§ DATA SHOWN
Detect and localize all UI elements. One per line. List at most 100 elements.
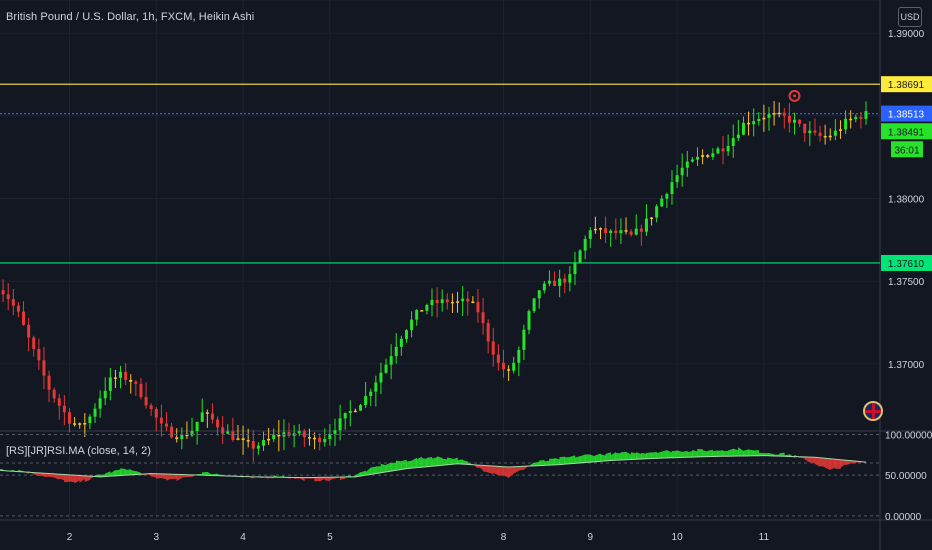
candle-body [93, 408, 97, 417]
candle-body [113, 377, 117, 379]
candle-body [379, 372, 383, 383]
rsi-band [748, 449, 754, 457]
candle-body [537, 290, 541, 299]
rsi-band [702, 450, 708, 457]
currency-button[interactable]: USD [898, 7, 922, 27]
rsi-band [513, 466, 519, 474]
support-label: 1.37610 [888, 259, 925, 270]
candle-body [685, 161, 689, 168]
candle-body [450, 301, 454, 304]
rsi-band [595, 453, 601, 462]
candle-body [164, 423, 168, 427]
rsi-band [743, 449, 749, 457]
candle-body [170, 426, 174, 438]
candle-body [721, 148, 725, 152]
candle-body [246, 440, 250, 442]
candle-body [833, 130, 837, 136]
rsi-band [452, 457, 458, 465]
candle-body [175, 437, 179, 440]
candle-body [803, 123, 807, 134]
candle-body [481, 312, 485, 324]
uk-flag-icon[interactable] [863, 401, 883, 421]
rsi-band [697, 449, 703, 458]
candle-body [256, 445, 260, 449]
rsi-band [74, 474, 80, 484]
rsi-band [600, 454, 606, 462]
candle-body [793, 119, 797, 123]
rsi-band [814, 457, 821, 467]
candle-body [787, 115, 791, 123]
candle-body [655, 206, 659, 218]
candle-body [573, 262, 577, 275]
rsi-band [692, 449, 698, 458]
horizontal-lines[interactable]: 1.38691 1.38513 1.37610 1.38491 36:01 [0, 76, 932, 271]
candle-body [389, 356, 393, 365]
rsi-band [564, 457, 571, 465]
rsi-band [447, 457, 453, 465]
candle-body [609, 230, 613, 234]
chart-canvas[interactable]: 1.386911.385131.376101.3849136:01 100.00… [0, 0, 932, 550]
close-label: 1.38491 [888, 127, 925, 138]
candle-body [752, 121, 756, 125]
candle-body [210, 413, 214, 420]
rsi-band [161, 473, 167, 480]
candle-body [650, 217, 654, 219]
rsi-band [171, 474, 177, 480]
rsi-band [584, 454, 591, 463]
rsi-band [385, 462, 392, 473]
candle-body [614, 230, 618, 234]
candle-body [11, 299, 15, 306]
candle-body [563, 278, 567, 283]
candle-body [267, 438, 271, 441]
rsi-band [804, 456, 811, 463]
time-tick-label: 10 [672, 532, 684, 543]
candle-body [644, 218, 648, 232]
candle-body [604, 228, 608, 234]
rsi-band [590, 454, 596, 463]
rsi-band [738, 447, 744, 457]
candle-body [838, 129, 842, 131]
rsi-band [125, 469, 131, 476]
rsi-band [426, 457, 433, 467]
candle-body [517, 349, 521, 363]
candle-body [149, 405, 153, 410]
rsi-band [722, 450, 729, 457]
rsi-band [625, 451, 632, 460]
candle-body [532, 298, 536, 312]
candle-body [690, 159, 694, 162]
rsi-band [615, 453, 622, 461]
candle-body [369, 391, 373, 397]
candle-body [1, 290, 5, 295]
candle-body [818, 132, 822, 136]
candle-body [629, 231, 633, 235]
candle-body [348, 410, 352, 413]
candle-body [32, 337, 36, 349]
rsi-band [482, 465, 489, 473]
candle-body [527, 311, 531, 330]
rsi-band [401, 459, 407, 470]
candle-body [849, 118, 853, 121]
price-tick-label: 1.38000 [888, 194, 925, 205]
candle-body [772, 113, 776, 115]
candle-body [27, 324, 31, 338]
candle-body [384, 364, 388, 373]
candle-body [854, 116, 858, 120]
indicator-title: [RS][JR]RSI.MA (close, 14, 2) [6, 445, 151, 457]
candle-body [216, 419, 220, 428]
time-tick-label: 9 [588, 532, 594, 543]
rsi-band [646, 452, 652, 460]
rsi-band [707, 449, 714, 457]
candle-body [445, 299, 449, 303]
candle-body [624, 230, 628, 232]
rsi-band [824, 458, 831, 471]
candle-body [221, 427, 225, 434]
candle-body [73, 423, 77, 425]
rsi-band [176, 474, 183, 482]
resistance-label: 1.38691 [888, 80, 925, 91]
candle-body [486, 323, 490, 342]
rsi-band [549, 458, 555, 466]
candle-body [501, 362, 505, 370]
rsi-band [610, 451, 617, 461]
candle-body [42, 360, 46, 376]
candle-body [134, 381, 138, 384]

§ EXERCISE OBJECTIVE
Show every line from the records above that contains the string "time".

§ SOLUTION
time-tick-label: 10 [672, 532, 684, 543]
time-tick-label: 9 [588, 532, 594, 543]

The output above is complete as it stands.